Provided information
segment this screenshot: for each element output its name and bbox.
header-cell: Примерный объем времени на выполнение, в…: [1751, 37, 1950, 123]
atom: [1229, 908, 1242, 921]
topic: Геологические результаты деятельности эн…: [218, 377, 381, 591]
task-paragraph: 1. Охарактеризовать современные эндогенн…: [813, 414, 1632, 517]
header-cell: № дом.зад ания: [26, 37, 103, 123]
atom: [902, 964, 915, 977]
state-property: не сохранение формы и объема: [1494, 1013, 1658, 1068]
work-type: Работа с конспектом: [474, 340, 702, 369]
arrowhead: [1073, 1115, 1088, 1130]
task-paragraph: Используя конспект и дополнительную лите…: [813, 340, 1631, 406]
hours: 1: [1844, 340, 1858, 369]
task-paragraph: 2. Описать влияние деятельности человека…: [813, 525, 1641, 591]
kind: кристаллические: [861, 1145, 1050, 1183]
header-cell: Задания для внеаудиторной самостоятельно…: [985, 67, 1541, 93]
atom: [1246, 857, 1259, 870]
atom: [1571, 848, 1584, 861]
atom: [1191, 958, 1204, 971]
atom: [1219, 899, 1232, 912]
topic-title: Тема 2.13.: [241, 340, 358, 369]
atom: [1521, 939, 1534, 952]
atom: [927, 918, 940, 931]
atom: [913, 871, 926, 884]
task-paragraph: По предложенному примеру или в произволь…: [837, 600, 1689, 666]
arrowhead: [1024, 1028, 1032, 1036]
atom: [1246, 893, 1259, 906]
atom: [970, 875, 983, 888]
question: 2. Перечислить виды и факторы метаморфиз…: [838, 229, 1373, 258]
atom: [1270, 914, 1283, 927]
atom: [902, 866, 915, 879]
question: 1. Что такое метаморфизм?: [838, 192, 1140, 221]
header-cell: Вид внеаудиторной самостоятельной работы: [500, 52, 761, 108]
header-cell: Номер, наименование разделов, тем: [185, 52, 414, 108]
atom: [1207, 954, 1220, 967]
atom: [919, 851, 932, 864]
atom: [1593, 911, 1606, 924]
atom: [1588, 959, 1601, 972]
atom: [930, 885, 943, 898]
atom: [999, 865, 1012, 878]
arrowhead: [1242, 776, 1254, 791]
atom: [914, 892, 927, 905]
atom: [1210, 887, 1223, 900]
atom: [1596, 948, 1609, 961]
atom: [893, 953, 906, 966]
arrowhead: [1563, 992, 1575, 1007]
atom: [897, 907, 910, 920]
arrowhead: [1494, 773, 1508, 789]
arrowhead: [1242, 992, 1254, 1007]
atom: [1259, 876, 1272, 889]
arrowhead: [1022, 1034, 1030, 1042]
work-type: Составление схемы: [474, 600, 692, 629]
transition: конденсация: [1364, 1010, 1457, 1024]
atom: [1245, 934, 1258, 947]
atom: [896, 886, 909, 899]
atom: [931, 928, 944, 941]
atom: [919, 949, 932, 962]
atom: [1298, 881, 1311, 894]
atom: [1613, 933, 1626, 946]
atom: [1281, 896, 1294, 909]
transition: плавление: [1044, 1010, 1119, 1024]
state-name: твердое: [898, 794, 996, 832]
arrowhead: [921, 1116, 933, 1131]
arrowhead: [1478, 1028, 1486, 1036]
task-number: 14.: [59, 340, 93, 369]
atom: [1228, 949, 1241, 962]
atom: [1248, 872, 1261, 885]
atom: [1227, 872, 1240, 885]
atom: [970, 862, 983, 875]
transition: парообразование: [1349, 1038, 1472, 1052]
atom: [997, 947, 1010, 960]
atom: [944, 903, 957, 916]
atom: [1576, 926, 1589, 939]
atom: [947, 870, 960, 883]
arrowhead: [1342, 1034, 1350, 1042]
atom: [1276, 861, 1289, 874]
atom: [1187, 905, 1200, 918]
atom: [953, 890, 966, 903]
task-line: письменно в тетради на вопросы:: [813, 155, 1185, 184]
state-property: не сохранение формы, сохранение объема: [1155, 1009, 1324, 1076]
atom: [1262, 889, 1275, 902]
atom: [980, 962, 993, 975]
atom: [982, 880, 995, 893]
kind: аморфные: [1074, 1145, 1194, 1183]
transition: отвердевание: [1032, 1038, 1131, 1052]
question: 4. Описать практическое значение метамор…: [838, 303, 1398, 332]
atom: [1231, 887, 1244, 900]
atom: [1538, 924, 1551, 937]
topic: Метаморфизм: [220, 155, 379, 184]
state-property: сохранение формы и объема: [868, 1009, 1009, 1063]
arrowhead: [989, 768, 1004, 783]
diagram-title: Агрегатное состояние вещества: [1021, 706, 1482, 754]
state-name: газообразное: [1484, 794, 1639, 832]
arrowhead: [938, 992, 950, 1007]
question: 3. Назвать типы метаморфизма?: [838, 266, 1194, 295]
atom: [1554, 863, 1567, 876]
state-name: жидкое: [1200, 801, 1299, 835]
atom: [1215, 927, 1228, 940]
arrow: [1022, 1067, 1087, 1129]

---

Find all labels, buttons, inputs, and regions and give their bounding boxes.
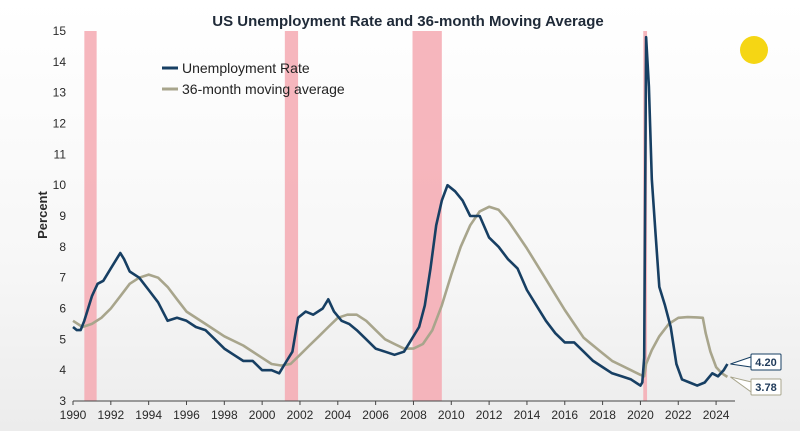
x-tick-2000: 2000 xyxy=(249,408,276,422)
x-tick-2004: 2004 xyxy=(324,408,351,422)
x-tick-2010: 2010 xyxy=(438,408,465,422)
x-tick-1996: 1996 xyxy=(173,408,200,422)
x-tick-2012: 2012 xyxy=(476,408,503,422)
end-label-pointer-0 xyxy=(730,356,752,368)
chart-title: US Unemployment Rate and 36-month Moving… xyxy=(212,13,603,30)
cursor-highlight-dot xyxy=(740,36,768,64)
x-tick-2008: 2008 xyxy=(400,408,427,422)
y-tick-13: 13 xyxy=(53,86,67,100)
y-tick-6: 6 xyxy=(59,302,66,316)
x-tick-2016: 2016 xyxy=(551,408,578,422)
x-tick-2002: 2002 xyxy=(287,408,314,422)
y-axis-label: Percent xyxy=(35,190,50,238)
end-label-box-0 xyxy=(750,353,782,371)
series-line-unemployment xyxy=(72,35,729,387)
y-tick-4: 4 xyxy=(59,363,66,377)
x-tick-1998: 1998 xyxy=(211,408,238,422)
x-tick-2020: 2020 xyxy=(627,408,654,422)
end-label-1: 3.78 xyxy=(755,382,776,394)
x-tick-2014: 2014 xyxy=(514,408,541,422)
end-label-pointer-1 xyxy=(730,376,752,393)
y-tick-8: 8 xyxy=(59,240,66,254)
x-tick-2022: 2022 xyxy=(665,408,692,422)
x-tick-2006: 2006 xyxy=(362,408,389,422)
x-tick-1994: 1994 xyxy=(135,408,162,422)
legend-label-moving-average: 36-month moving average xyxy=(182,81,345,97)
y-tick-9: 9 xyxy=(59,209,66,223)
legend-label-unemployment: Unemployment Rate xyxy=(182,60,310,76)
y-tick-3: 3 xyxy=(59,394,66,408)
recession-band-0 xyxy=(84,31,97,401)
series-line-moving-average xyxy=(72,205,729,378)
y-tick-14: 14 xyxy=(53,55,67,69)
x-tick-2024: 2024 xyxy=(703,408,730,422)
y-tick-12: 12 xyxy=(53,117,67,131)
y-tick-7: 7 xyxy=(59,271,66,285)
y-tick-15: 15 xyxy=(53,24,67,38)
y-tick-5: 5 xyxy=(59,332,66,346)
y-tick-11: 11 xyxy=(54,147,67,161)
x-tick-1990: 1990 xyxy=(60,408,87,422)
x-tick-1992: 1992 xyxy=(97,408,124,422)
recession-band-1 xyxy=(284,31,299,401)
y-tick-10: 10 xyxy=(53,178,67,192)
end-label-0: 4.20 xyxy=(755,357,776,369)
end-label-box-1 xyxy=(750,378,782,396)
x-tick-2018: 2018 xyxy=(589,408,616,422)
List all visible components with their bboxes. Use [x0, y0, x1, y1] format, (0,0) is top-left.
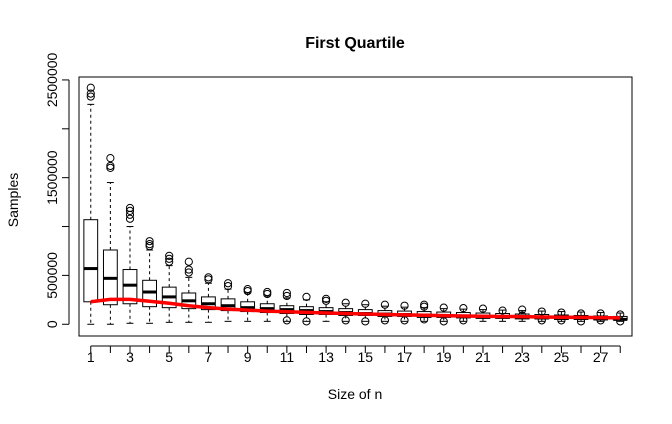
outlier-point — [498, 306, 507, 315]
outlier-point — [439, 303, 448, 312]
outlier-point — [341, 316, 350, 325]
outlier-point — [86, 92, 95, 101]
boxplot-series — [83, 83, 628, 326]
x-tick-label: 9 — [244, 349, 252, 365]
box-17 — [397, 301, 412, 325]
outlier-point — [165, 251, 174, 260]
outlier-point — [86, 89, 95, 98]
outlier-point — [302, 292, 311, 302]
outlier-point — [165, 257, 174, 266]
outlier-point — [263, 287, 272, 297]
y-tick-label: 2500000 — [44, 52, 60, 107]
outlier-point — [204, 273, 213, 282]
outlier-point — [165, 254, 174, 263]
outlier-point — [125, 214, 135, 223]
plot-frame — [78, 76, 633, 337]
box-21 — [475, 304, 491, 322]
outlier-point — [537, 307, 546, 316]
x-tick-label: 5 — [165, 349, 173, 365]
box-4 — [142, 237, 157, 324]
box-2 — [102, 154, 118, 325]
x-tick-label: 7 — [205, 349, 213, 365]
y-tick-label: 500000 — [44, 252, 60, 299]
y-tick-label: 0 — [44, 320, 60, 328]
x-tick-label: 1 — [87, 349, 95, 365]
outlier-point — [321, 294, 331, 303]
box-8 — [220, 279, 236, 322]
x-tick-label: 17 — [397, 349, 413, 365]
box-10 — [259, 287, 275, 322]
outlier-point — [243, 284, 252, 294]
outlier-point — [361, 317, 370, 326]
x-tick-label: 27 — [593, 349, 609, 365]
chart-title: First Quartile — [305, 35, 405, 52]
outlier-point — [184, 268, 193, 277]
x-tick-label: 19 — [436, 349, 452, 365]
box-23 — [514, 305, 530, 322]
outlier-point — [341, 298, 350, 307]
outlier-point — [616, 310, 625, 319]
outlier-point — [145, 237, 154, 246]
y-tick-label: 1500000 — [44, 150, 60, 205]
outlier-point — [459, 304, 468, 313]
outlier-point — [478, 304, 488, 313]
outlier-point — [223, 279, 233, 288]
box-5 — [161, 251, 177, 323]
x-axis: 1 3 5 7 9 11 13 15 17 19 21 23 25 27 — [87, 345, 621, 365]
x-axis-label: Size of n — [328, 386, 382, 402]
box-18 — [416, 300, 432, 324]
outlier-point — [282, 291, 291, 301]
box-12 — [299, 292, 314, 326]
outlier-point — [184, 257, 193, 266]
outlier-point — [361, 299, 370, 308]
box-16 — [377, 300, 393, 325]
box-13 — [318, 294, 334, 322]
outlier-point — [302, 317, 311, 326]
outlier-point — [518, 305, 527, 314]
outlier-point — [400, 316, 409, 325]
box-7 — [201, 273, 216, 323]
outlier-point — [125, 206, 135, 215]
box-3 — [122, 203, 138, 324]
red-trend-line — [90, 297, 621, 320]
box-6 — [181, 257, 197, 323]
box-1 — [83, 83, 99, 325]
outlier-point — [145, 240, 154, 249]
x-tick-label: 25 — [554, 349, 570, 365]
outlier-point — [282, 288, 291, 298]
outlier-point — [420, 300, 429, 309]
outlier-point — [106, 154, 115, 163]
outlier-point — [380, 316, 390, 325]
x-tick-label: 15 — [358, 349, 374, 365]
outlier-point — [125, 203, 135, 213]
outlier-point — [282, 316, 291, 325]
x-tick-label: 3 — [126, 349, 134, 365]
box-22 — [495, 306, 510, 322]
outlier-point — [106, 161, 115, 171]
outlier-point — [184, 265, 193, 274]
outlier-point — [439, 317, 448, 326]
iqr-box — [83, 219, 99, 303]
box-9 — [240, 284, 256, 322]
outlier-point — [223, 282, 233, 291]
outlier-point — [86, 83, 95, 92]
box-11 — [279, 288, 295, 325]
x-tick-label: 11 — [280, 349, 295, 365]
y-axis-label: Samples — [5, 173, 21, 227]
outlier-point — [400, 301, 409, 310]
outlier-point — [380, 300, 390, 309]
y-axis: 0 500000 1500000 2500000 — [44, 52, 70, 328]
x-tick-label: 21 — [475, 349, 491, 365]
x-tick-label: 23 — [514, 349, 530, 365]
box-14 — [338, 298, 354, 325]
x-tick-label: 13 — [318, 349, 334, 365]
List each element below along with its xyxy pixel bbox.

Exercise details
List the data as a numbered list, omitting blank lines. Begin at the line containing "x-tick-2000: 2000 xyxy=(249,408,276,422)" and stop after the line containing "end-label-pointer-0 xyxy=(730,356,752,368)".

Solution to this problem
1. x-tick-2000: 2000 xyxy=(249,408,276,422)
2. x-tick-2004: 2004 xyxy=(324,408,351,422)
3. x-tick-2010: 2010 xyxy=(438,408,465,422)
4. x-tick-1996: 1996 xyxy=(173,408,200,422)
5. x-tick-2012: 2012 xyxy=(476,408,503,422)
6. end-label-pointer-0 xyxy=(730,356,752,368)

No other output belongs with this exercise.